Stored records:
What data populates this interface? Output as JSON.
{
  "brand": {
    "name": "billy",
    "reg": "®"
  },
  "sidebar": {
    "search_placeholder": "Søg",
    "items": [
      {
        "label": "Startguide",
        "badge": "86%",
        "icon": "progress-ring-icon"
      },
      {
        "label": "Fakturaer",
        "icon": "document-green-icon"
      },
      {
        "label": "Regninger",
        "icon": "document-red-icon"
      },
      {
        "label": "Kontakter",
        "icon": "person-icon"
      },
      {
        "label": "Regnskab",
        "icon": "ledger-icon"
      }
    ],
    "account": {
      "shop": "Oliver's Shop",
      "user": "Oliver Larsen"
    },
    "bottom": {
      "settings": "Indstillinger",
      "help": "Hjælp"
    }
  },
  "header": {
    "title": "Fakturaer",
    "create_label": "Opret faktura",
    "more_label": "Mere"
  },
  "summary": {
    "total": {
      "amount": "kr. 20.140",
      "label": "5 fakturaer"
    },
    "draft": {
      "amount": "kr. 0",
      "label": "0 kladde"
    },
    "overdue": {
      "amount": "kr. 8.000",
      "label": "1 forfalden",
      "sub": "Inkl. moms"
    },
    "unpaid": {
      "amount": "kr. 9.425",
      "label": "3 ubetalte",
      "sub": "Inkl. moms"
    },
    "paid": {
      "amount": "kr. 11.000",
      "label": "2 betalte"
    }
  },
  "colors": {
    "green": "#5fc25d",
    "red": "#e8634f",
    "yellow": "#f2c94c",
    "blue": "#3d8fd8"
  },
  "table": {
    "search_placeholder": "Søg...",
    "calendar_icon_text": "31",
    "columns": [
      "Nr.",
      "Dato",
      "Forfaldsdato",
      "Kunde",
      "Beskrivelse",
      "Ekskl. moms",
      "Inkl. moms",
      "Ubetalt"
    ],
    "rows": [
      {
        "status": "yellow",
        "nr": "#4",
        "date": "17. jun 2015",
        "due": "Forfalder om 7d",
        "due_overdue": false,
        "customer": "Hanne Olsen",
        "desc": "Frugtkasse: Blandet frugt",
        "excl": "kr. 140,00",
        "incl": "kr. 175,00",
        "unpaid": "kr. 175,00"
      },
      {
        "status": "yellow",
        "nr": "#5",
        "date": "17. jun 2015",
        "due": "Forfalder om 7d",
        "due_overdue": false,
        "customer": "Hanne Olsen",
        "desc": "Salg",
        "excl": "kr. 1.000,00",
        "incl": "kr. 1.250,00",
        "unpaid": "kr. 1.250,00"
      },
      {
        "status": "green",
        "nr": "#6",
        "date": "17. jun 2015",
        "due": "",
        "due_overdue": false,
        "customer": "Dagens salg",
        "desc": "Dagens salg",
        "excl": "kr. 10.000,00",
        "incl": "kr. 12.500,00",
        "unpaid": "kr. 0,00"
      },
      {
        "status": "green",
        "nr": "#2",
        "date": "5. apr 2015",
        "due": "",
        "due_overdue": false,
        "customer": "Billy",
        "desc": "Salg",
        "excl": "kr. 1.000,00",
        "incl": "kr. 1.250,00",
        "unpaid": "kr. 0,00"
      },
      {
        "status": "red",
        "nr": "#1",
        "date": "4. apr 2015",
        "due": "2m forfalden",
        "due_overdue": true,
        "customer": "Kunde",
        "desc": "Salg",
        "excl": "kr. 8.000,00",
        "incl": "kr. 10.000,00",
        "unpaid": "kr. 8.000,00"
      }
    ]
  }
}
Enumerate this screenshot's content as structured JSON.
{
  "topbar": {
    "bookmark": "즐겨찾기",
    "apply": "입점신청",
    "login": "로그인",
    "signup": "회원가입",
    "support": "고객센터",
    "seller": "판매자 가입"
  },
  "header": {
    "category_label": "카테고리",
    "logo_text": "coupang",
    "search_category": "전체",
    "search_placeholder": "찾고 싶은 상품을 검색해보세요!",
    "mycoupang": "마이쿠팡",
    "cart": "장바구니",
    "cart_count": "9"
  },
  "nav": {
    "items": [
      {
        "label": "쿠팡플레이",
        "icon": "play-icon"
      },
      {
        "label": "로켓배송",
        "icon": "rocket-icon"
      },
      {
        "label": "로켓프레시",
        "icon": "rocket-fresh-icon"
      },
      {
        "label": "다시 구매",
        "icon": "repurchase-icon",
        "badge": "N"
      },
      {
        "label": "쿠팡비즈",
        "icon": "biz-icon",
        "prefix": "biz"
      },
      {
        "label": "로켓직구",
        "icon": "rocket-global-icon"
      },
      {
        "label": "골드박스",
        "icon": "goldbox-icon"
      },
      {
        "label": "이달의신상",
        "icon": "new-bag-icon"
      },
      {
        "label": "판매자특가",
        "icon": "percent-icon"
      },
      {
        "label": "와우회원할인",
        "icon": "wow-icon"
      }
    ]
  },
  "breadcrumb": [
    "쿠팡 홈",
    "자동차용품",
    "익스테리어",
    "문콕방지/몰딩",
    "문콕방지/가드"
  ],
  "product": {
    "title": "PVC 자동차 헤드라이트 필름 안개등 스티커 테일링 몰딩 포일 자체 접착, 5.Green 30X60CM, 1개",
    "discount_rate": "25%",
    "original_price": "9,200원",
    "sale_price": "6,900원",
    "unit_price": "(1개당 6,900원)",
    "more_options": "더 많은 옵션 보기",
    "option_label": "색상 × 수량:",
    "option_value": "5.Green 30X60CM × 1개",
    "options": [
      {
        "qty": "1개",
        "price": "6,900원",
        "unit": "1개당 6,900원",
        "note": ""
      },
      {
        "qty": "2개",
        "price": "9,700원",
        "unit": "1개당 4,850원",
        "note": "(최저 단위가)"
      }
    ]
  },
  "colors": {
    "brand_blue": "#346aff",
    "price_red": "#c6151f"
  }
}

- [What to produce]:
Each line of the material above must be retyped precisely.

- [Answer to this task]:
What data populates this interface? Output as JSON.
{
  "brand": {
    "name": "billy",
    "reg": "®"
  },
  "sidebar": {
    "search_placeholder": "Søg",
    "items": [
      {
        "label": "Startguide",
        "badge": "86%",
        "icon": "progress-ring-icon"
      },
      {
        "label": "Fakturaer",
        "icon": "document-green-icon"
      },
      {
        "label": "Regninger",
        "icon": "document-red-icon"
      },
      {
        "label": "Kontakter",
        "icon": "person-icon"
      },
      {
        "label": "Regnskab",
        "icon": "ledger-icon"
      }
    ],
    "account": {
      "shop": "Oliver's Shop",
      "user": "Oliver Larsen"
    },
    "bottom": {
      "settings": "Indstillinger",
      "help": "Hjælp"
    }
  },
  "header": {
    "title": "Fakturaer",
    "create_label": "Opret faktura",
    "more_label": "Mere"
  },
  "summary": {
    "total": {
      "amount": "kr. 20.140",
      "label": "5 fakturaer"
    },
    "draft": {
      "amount": "kr. 0",
      "label": "0 kladde"
    },
    "overdue": {
      "amount": "kr. 8.000",
      "label": "1 forfalden",
      "sub": "Inkl. moms"
    },
    "unpaid": {
      "amount": "kr. 9.425",
      "label": "3 ubetalte",
      "sub": "Inkl. moms"
    },
    "paid": {
      "amount": "kr. 11.000",
      "label": "2 betalte"
    }
  },
  "colors": {
    "green": "#5fc25d",
    "red": "#e8634f",
    "yellow": "#f2c94c",
    "blue": "#3d8fd8"
  },
  "table": {
    "search_placeholder": "Søg...",
    "calendar_icon_text": "31",
    "columns": [
      "Nr.",
      "Dato",
      "Forfaldsdato",
      "Kunde",
      "Beskrivelse",
      "Ekskl. moms",
      "Inkl. moms",
      "Ubetalt"
    ],
    "rows": [
      {
        "status": "yellow",
        "nr": "#4",
        "date": "17. jun 2015",
        "due": "Forfalder om 7d",
        "due_overdue": false,
        "customer": "Hanne Olsen",
        "desc": "Frugtkasse: Blandet frugt",
        "excl": "kr. 140,00",
        "incl": "kr. 175,00",
        "unpaid": "kr. 175,00"
      },
      {
        "status": "yellow",
        "nr": "#5",
        "date": "17. jun 2015",
        "due": "Forfalder om 7d",
        "due_overdue": false,
        "customer": "Hanne Olsen",
        "desc": "Salg",
        "excl": "kr. 1.000,00",
        "incl": "kr. 1.250,00",
        "unpaid": "kr. 1.250,00"
      },
      {
        "status": "green",
        "nr": "#6",
        "date": "17. jun 2015",
        "due": "",
        "due_overdue": false,
        "customer": "Dagens salg",
        "desc": "Dagens salg",
        "excl": "kr. 10.000,00",
        "incl": "kr. 12.500,00",
        "unpaid": "kr. 0,00"
      },
      {
        "status": "green",
        "nr": "#2",
        "date": "5. apr 2015",
        "due": "",
        "due_overdue": false,
        "customer": "Billy",
        "desc": "Salg",
        "excl": "kr. 1.000,00",
        "incl": "kr. 1.250,00",
        "unpaid": "kr. 0,00"
      },
      {
        "status": "red",
        "nr": "#1",
        "date": "4. apr 2015",
        "due": "2m forfalden",
        "due_overdue": true,
        "customer": "Kunde",
        "desc": "Salg",
        "excl": "kr. 8.000,00",
        "incl": "kr. 10.000,00",
        "unpaid": "kr. 8.000,00"
      }
    ]
  }
}
Enumerate this screenshot's content as structured JSON.
{
  "topbar": {
    "bookmark": "즐겨찾기",
    "apply": "입점신청",
    "login": "로그인",
    "signup": "회원가입",
    "support": "고객센터",
    "seller": "판매자 가입"
  },
  "header": {
    "category_label": "카테고리",
    "logo_text": "coupang",
    "search_category": "전체",
    "search_placeholder": "찾고 싶은 상품을 검색해보세요!",
    "mycoupang": "마이쿠팡",
    "cart": "장바구니",
    "cart_count": "9"
  },
  "nav": {
    "items": [
      {
        "label": "쿠팡플레이",
        "icon": "play-icon"
      },
      {
        "label": "로켓배송",
        "icon": "rocket-icon"
      },
      {
        "label": "로켓프레시",
        "icon": "rocket-fresh-icon"
      },
      {
        "label": "다시 구매",
        "icon": "repurchase-icon",
        "badge": "N"
      },
      {
        "label": "쿠팡비즈",
        "icon": "biz-icon",
        "prefix": "biz"
      },
      {
        "label": "로켓직구",
        "icon": "rocket-global-icon"
      },
      {
        "label": "골드박스",
        "icon": "goldbox-icon"
      },
      {
        "label": "이달의신상",
        "icon": "new-bag-icon"
      },
      {
        "label": "판매자특가",
        "icon": "percent-icon"
      },
      {
        "label": "와우회원할인",
        "icon": "wow-icon"
      }
    ]
  },
  "breadcrumb": [
    "쿠팡 홈",
    "자동차용품",
    "익스테리어",
    "문콕방지/몰딩",
    "문콕방지/가드"
  ],
  "product": {
    "title": "PVC 자동차 헤드라이트 필름 안개등 스티커 테일링 몰딩 포일 자체 접착, 5.Green 30X60CM, 1개",
    "discount_rate": "25%",
    "original_price": "9,200원",
    "sale_price": "6,900원",
    "unit_price": "(1개당 6,900원)",
    "more_options": "더 많은 옵션 보기",
    "option_label": "색상 × 수량:",
    "option_value": "5.Green 30X60CM × 1개",
    "options": [
      {
        "qty": "1개",
        "price": "6,900원",
        "unit": "1개당 6,900원",
        "note": ""
      },
      {
        "qty": "2개",
        "price": "9,700원",
        "unit": "1개당 4,850원",
        "note": "(최저 단위가)"
      }
    ]
  },
  "colors": {
    "brand_blue": "#346aff",
    "price_red": "#c6151f"
  }
}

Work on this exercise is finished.